-- Document segment --
———

As I have said in the past, comment upon the original work quite often does not exist in fine art contexts, and it certainly does not exist in the case of Warhol’s Prince Series. Warhol’s images do not comment upon Goldsmith’s photograph in any way, and AWF does not argue otherwise.[1] Instead, relying upon the broader “new meaning and message” principle, it claims that the screens convey “something different” from the photograph. In fact, I agree that this is true but disagree that this favors a finding a fair use under factor one.

Different meaning may be present, but if the secondary work does not contain at least some element of comment upon the original, there is no rationale keeping the first factor analysis from spilling over the levy quoted above in Campbell. AWF, for instance, asserts that the Warhol screens convey “Prince as icon” in contrast to Goldsmith who contends that her photo expresses “Prince as vulnerable budding star.” Both interpretations are well-founded in the context of art appreciation but irrelevant in regard to copyright law. The differences between the two works, absent any evidence of commentary, becomes a vague consideration that is indistinguishable from satire or other broad purposes historically held not to be fair uses as a matter of law.

This is one reason why the “transformativeness” concept has caused so much trouble:  because it leads courts to find fair use solely on the basis of “some difference,” and this implies a fair use doctrine without limits. Certainly, this is the outcome the copyright skeptics would like to see, but it is not good law, and it is aggravated by the fact that factor one has often weighed too heavily in the four-factor test. My gut says that the Court should find that AWF’s defense fails on the “transformative” analysis in factor one and in doing so, should reaffirm the holding in Campbell stating that where no commentary upon the original work exists, “other factors will loom larger.”

But having said that, I cannot deny that I personally believe that the Warhol screens convey something substantively different than the photograph, which goes to the other question the Court should address if it hopes to untangle the “transformative” knot at all, and this is whether the Warhol works constitute unlicensed “derivative works.” Certainly, we have seen findings of “transformativeness” under fair use analyses encroach on the derivative works right, which is no surprise when the definition of a derivative work describes “…any form in which a work may be recast, transformed, or adapted.”

It would be easy enough to hold that the Warhol screens are derivatives requiring license from Goldsmith to produce, but I believe the nature of the photograph—indeed of many photographs—may militate against such a finding. More on that in the next post about this case.


[1] In fact, any claim to the contrary would be muted by the fact that the work at issue is an unpublished photo, which conflicts with the Court in Leibovitz v. Paramount, which held that the public must be reasonably conscious of the original work in order for the defendant to claim that he is commenting upon it.

———

-- Recorded data --
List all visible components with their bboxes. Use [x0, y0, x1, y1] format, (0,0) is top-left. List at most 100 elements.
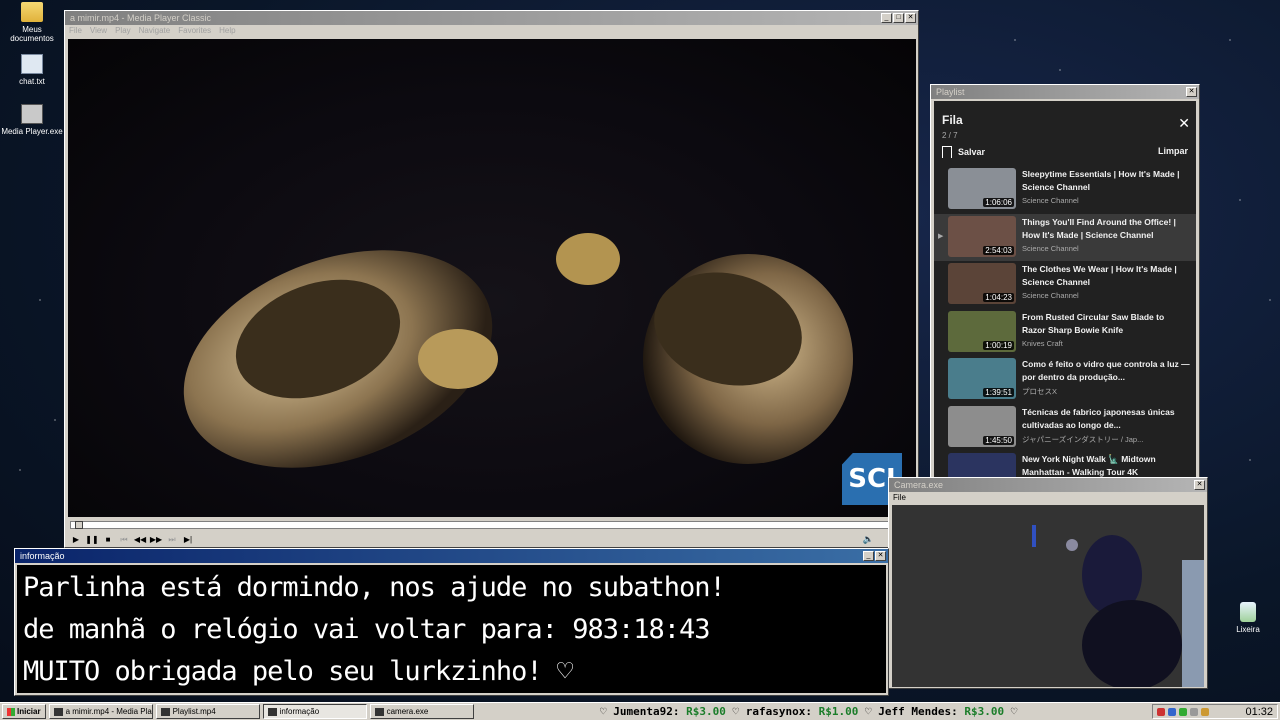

———

-- To-do list --
#1 Extract from the Warhol fair use commentary the stretch from "But having said" through "about this case.", copying it word for word.
#2 Answer these questions using the commentary on Warhol's Prince Series:
(a) According to AWF, what do the Warhol screens convey?
(b) What kind of photo does the footnote say is the work at issue?
(c) Which case held that the public must be reasonably conscious of the original work for a defendant to claim commentary upon it?
#3 Proceed with the commentary on Warhol's Prince Series from the point where it stops.

-- Responses for each task --
#1
But having said that, I cannot deny that I personally believe that the Warhol screens convey something substantively different than the photograph, which goes to the other question the Court should address if it hopes to untangle the “transformative” knot at all, and this is whether the Warhol works constitute unlicensed “derivative works.” Certainly, we have seen findings of “transformativeness” under fair use analyses encroach on the derivative works right, which is no surprise when the definition of a derivative work describes “…any form in which a work may be recast, transformed, or adapted.”

It would be easy enough to hold that the Warhol screens are derivatives requiring license from Goldsmith to produce, but I believe the nature of the photograph—indeed of many photographs—may militate against such a finding. More on that in the next post about this case.

#2
(a) "Prince as icon."
(b) An unpublished photo.
(c) Leibovitz v. Paramount.

#3
Second Circuit Soundly Denies Rehearing to Warhol Foundation

Many copyright observers, me included, believe the Supreme Court’s majority opinion in Google v. Oracle was deeply flawed because rather than answer the copyrightability question presented (i.e. whether APIs are properly a subject of protection), the Court instead deconstructed that analysis and spread it across the four factors of the fair use test. As a result of that decision, copyright case law was left with a fair use opinion so over-broad in some of its reasoning that it also explicitly stresses that its findings should be read as unique to that case and not interpreted to disturb fair use doctrine in general. Warhol

And rightsholders should be very glad the Court sought to limit that opinion because almost immediately on the heels of the decision, the Andy Warhol Foundation filed a petition for en banc rehearing at the Second Circuit, principally on the basis that Google v. Oracle had altered the fair use analysis in its favor. At issue is Warhol’s use of photographer Lynn Goldsmith’s unpublished photograph of Prince (see background below), and as stated in earlier posts, I would personally find non-infringement in the Warhol screens, but not for most of the reasons presented by AWF, and especially not for the reasons adopted in Google.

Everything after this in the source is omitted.